_Task requirements:_ From the records below, pull each line that has "cách".
========================================================================
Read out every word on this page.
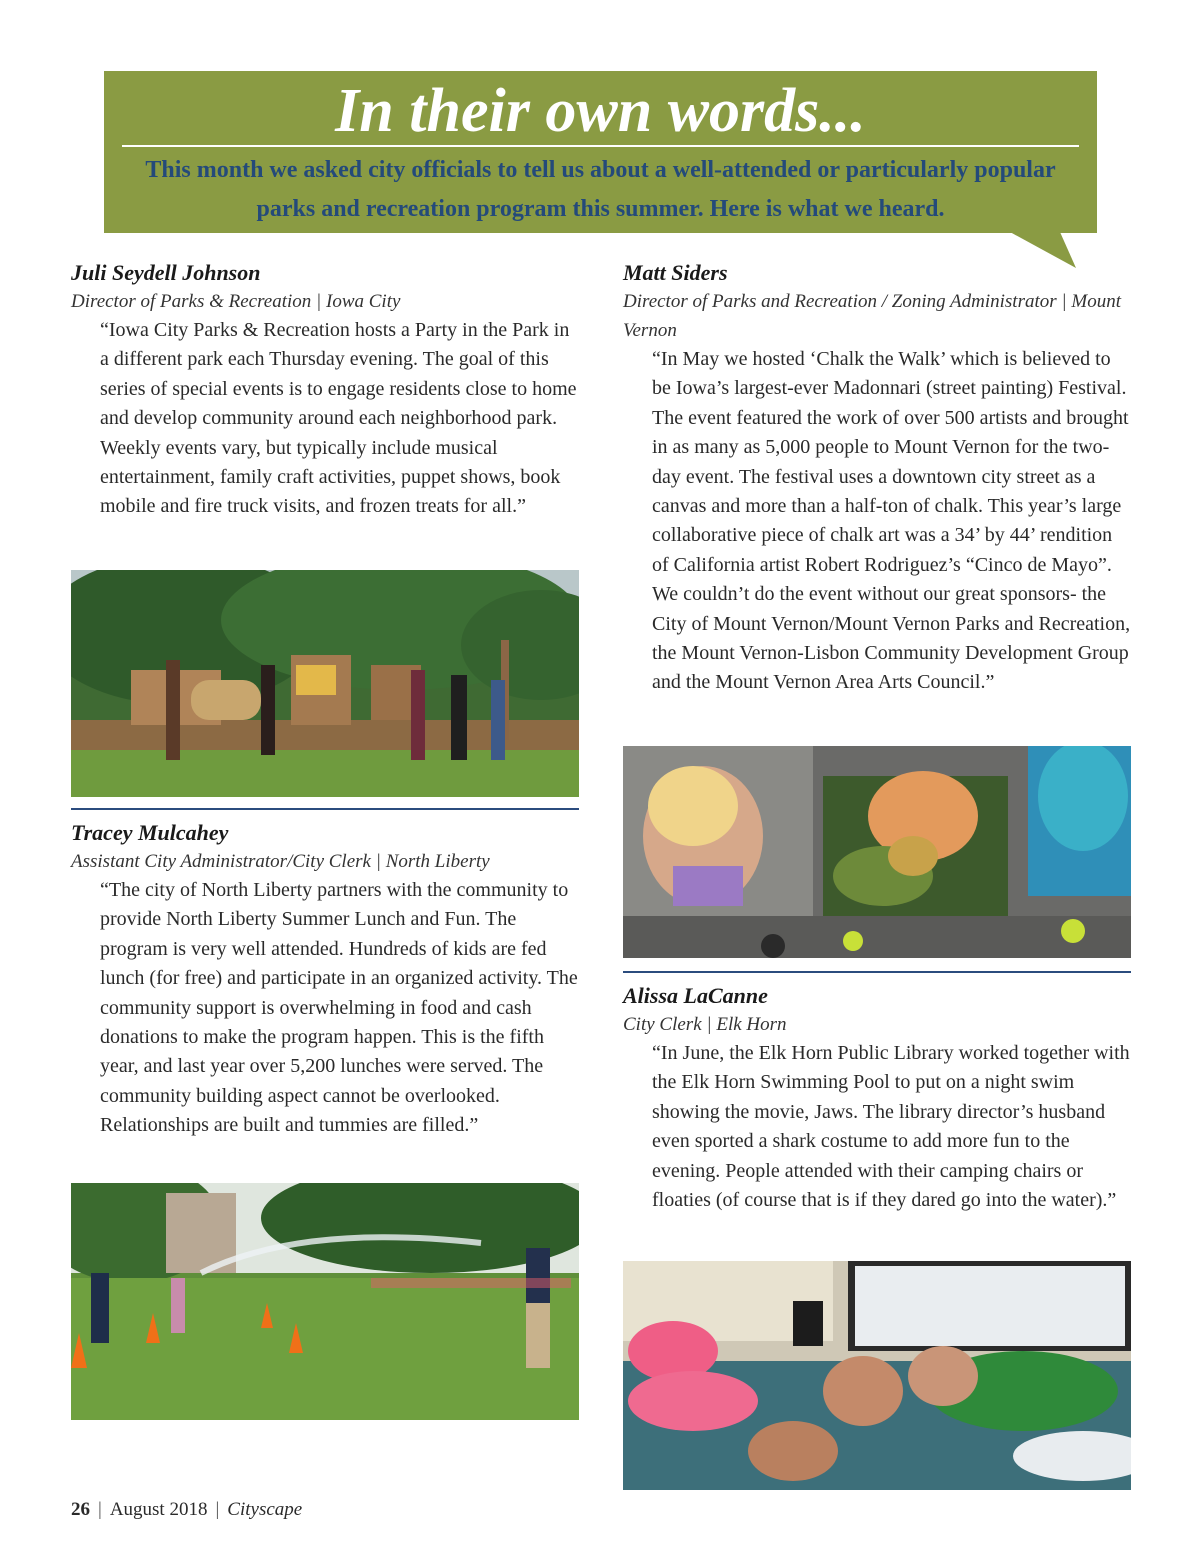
In their own words...
This month we asked city officials to tell us about a well-attended or particularly popular parks and recreation program this summer. Here is what we heard.
Juli Seydell Johnson
Director of Parks & Recreation | Iowa City

“Iowa City Parks & Recreation hosts a Party in the Park in a different park each Thursday evening. The goal of this series of special events is to engage residents close to home and develop community around each neighborhood park. Weekly events vary, but typically include musical entertainment, family craft activities, puppet shows, book mobile and fire truck visits, and frozen treats for all.”

Tracey Mulcahey
Assistant City Administrator/City Clerk | North Liberty

“The city of North Liberty partners with the community to provide North Liberty Summer Lunch and Fun. The program is very well attended. Hundreds of kids are fed lunch (for free) and participate in an organized activity. The community support is overwhelming in food and cash donations to make the program happen. This is the fifth year, and last year over 5,200 lunches were served. The community building aspect cannot be overlooked. Relationships are built and tummies are filled.”

Matt Siders
Director of Parks and Recreation / Zoning Administrator | Mount Vernon

“In May we hosted ‘Chalk the Walk’ which is believed to be Iowa’s largest-ever Madonnari (street painting) Festival. The event featured the work of over 500 artists and brought in as many as 5,000 people to Mount Vernon for the two-day event. The festival uses a downtown city street as a canvas and more than a half-ton of chalk. This year’s large collaborative piece of chalk art was a 34’ by 44’ rendition of California artist Robert Rodriguez’s “Cinco de Mayo”. We couldn’t do the event without our great sponsors- the City of Mount Vernon/Mount Vernon Parks and Recreation, the Mount Vernon-Lisbon Community Development Group and the Mount Vernon Area Arts Council.”

Alissa LaCanne
City Clerk | Elk Horn

“In June, the Elk Horn Public Library worked together with the Elk Horn Swimming Pool to put on a night swim showing the movie, Jaws. The library director’s husband even sported a shark costume to add more fun to the evening. People attended with their camping chairs or floaties (of course that is if they dared go into the water).”

26 | August 2018 | Cityscape
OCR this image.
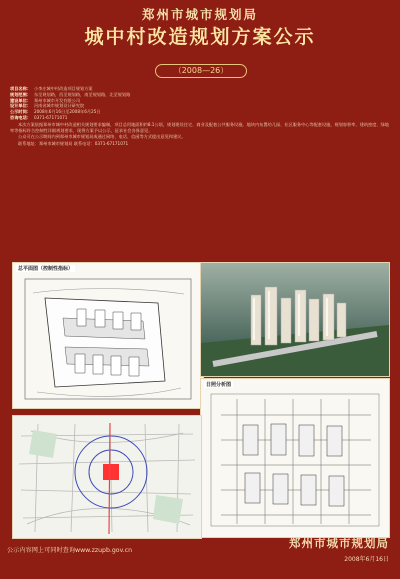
郑州市城市规划局
城中村改造规划方案公示
（2008—26）
项目名称： 小李庄城中村改造项目规划方案
规划范围： 东至规划路，西至规划路，南至规划路，北至规划路
建设单位： 郑州市城市开发有限公司
设计单位： 河南省城市规划设计研究院
公示时间： 2008年6月16日至2008年6月25日
咨询电话： 0371-67171071
本次方案依据郑州市城中村改造相关规划要求编制，项目总用地面积约8.1公顷，规划建设住宅、商业及配套公共服务设施，地块内布置幼儿园、社区服务中心等配套设施，规划容积率、建筑密度、绿地率等指标符合控制性详细规划要求，现将方案予以公示，征求社会各界意见。
公众可在公示期间内到郑州市城市规划局或通过网络、电话、信函等方式提出意见和建议。
联系地址：郑州市城市规划局 联系电话：0371-67171071
总平面图（控制性指标）
日照分析图
公示内容网上可同时查询www.zzupb.gov.cn
郑州市城市规划局
2008年6月16日
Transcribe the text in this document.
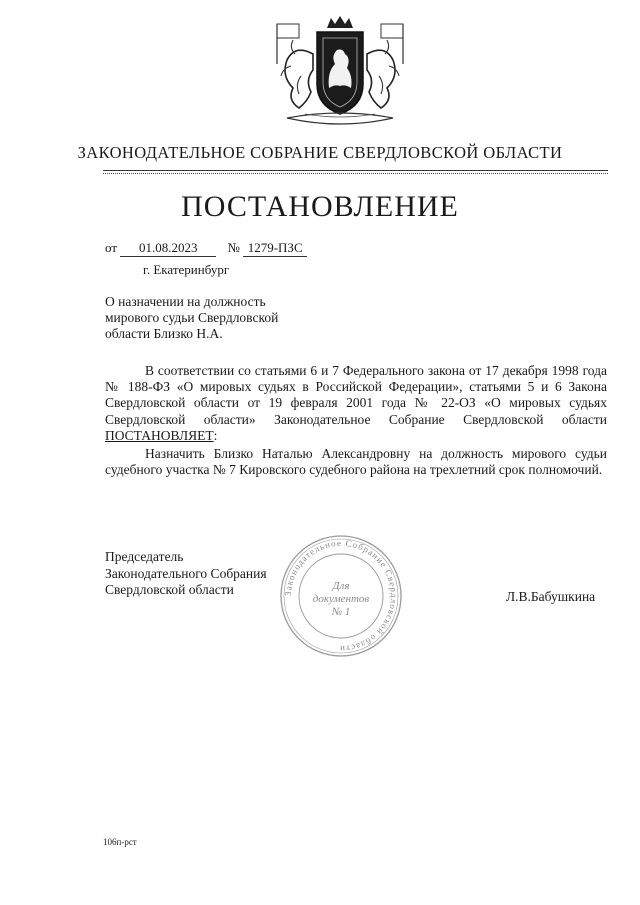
ЗАКОНОДАТЕЛЬНОЕ СОБРАНИЕ СВЕРДЛОВСКОЙ ОБЛАСТИ
ПОСТАНОВЛЕНИЕ
от 01.08.2023 № 1279-ПЗС
г. Екатеринбург
О назначении на должность
мирового судьи Свердловской
области Близко Н.А.
В соответствии со статьями 6 и 7 Федерального закона от 17 декабря 1998 года № 188-ФЗ «О мировых судьях в Российской Федерации», статьями 5 и 6 Закона Свердловской области от 19 февраля 2001 года № 22-ОЗ «О мировых судьях Свердловской области» Законодательное Собрание Свердловской области ПОСТАНОВЛЯЕТ:
Назначить Близко Наталью Александровну на должность мирового судьи судебного участка № 7 Кировского судебного района на трехлетний срок полномочий.
Председатель
Законодательного Собрания
Свердловской области	Законодательное Собрание Свердловской области
Для
документов
№ 1
Л.В.Бабушкина
106п-рст
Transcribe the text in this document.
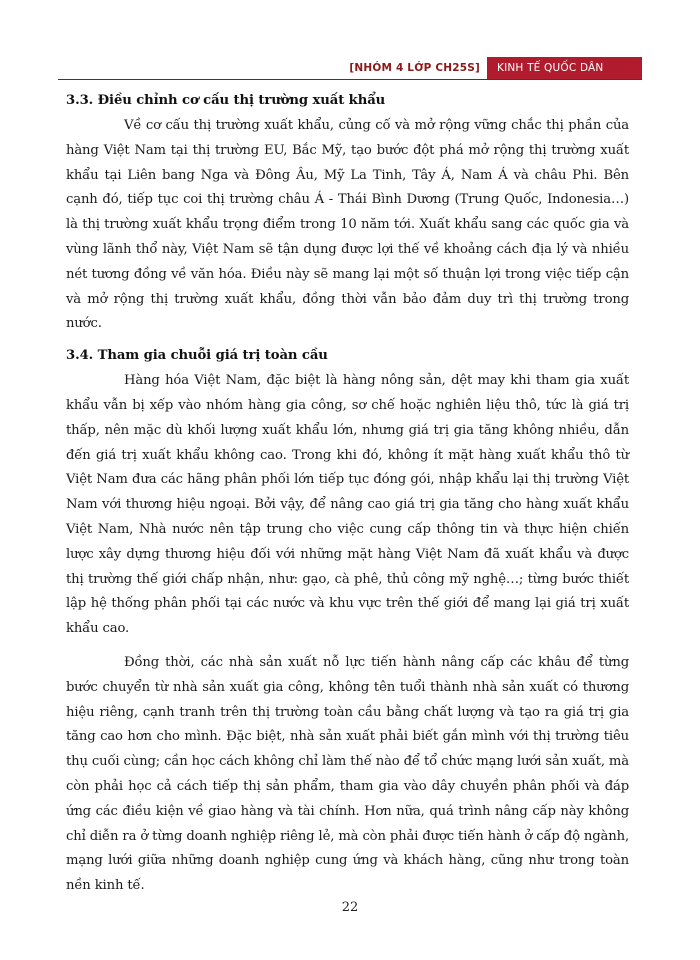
[NHÓM 4 LỚP CH25S]	KINH TẾ QUỐC DÂN
3.3. Điều chỉnh cơ cấu thị trường xuất khẩu

Về cơ cấu thị trường xuất khẩu, củng cố và mở rộng vững chắc thị phần của hàng Việt Nam tại thị trường EU, Bắc Mỹ, tạo bước đột phá mở rộng thị trường xuất khẩu tại Liên bang Nga và Đông Âu, Mỹ La Tinh, Tây Á, Nam Á và châu Phi. Bên cạnh đó, tiếp tục coi thị trường châu Á - Thái Bình Dương (Trung Quốc, Indonesia…) là thị trường xuất khẩu trọng điểm trong 10 năm tới. Xuất khẩu sang các quốc gia và vùng lãnh thổ này, Việt Nam sẽ tận dụng được lợi thế về khoảng cách địa lý và nhiều nét tương đồng về văn hóa. Điều này sẽ mang lại một số thuận lợi trong việc tiếp cận và mở rộng thị trường xuất khẩu, đồng thời vẫn bảo đảm duy trì thị trường trong nước.

3.4. Tham gia chuỗi giá trị toàn cầu

Hàng hóa Việt Nam, đặc biệt là hàng nông sản, dệt may khi tham gia xuất khẩu vẫn bị xếp vào nhóm hàng gia công, sơ chế hoặc nghiên liệu thô, tức là giá trị thấp, nên mặc dù khối lượng xuất khẩu lớn, nhưng giá trị gia tăng không nhiều, dẫn đến giá trị xuất khẩu không cao. Trong khi đó, không ít mặt hàng xuất khẩu thô từ Việt Nam đưa các hãng phân phối lớn tiếp tục đóng gói, nhập khẩu lại thị trường Việt Nam với thương hiệu ngoại. Bởi vậy, để nâng cao giá trị gia tăng cho hàng xuất khẩu Việt Nam, Nhà nước nên tập trung cho việc cung cấp thông tin và thực hiện chiến lược xây dựng thương hiệu đối với những mặt hàng Việt Nam đã xuất khẩu và được thị trường thế giới chấp nhận, như: gạo, cà phê, thủ công mỹ nghệ…; từng bước thiết lập hệ thống phân phối tại các nước và khu vực trên thế giới để mang lại giá trị xuất khẩu cao.

Đồng thời, các nhà sản xuất nỗ lực tiến hành nâng cấp các khâu để từng bước chuyển từ nhà sản xuất gia công, không tên tuổi thành nhà sản xuất có thương hiệu riêng, cạnh tranh trên thị trường toàn cầu bằng chất lượng và tạo ra giá trị gia tăng cao hơn cho mình. Đặc biệt, nhà sản xuất phải biết gắn mình với thị trường tiêu thụ cuối cùng; cần học cách không chỉ làm thế nào để tổ chức mạng lưới sản xuất, mà còn phải học cả cách tiếp thị sản phẩm, tham gia vào dây chuyền phân phối và đáp ứng các điều kiện về giao hàng và tài chính. Hơn nữa, quá trình nâng cấp này không chỉ diễn ra ở từng doanh nghiệp riêng lẻ, mà còn phải được tiến hành ở cấp độ ngành, mạng lưới giữa những doanh nghiệp cung ứng và khách hàng, cũng như trong toàn nền kinh tế.

22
========================================================================
_Reply:_
Về cơ cấu thị trường xuất khẩu, củng cố và mở rộng vững chắc thị phần của hàng Việt Nam tại thị trường EU, Bắc Mỹ, tạo bước đột phá mở rộng thị trường xuất khẩu tại Liên bang Nga và Đông Âu, Mỹ La Tinh, Tây Á, Nam Á và châu Phi. Bên cạnh đó, tiếp tục coi thị trường châu Á - Thái Bình Dương (Trung Quốc, Indonesia…) là thị trường xuất khẩu trọng điểm trong 10 năm tới. Xuất khẩu sang các quốc gia và vùng lãnh thổ này, Việt Nam sẽ tận dụng được lợi thế về khoảng cách địa lý và nhiều nét tương đồng về văn hóa. Điều này sẽ mang lại một số thuận lợi trong việc tiếp cận và mở rộng thị trường xuất khẩu, đồng thời vẫn bảo đảm duy trì thị trường trong nước.
Đồng thời, các nhà sản xuất nỗ lực tiến hành nâng cấp các khâu để từng bước chuyển từ nhà sản xuất gia công, không tên tuổi thành nhà sản xuất có thương hiệu riêng, cạnh tranh trên thị trường toàn cầu bằng chất lượng và tạo ra giá trị gia tăng cao hơn cho mình. Đặc biệt, nhà sản xuất phải biết gắn mình với thị trường tiêu thụ cuối cùng; cần học cách không chỉ làm thế nào để tổ chức mạng lưới sản xuất, mà còn phải học cả cách tiếp thị sản phẩm, tham gia vào dây chuyền phân phối và đáp ứng các điều kiện về giao hàng và tài chính. Hơn nữa, quá trình nâng cấp này không chỉ diễn ra ở từng doanh nghiệp riêng lẻ, mà còn phải được tiến hành ở cấp độ ngành, mạng lưới giữa những doanh nghiệp cung ứng và khách hàng, cũng như trong toàn nền kinh tế.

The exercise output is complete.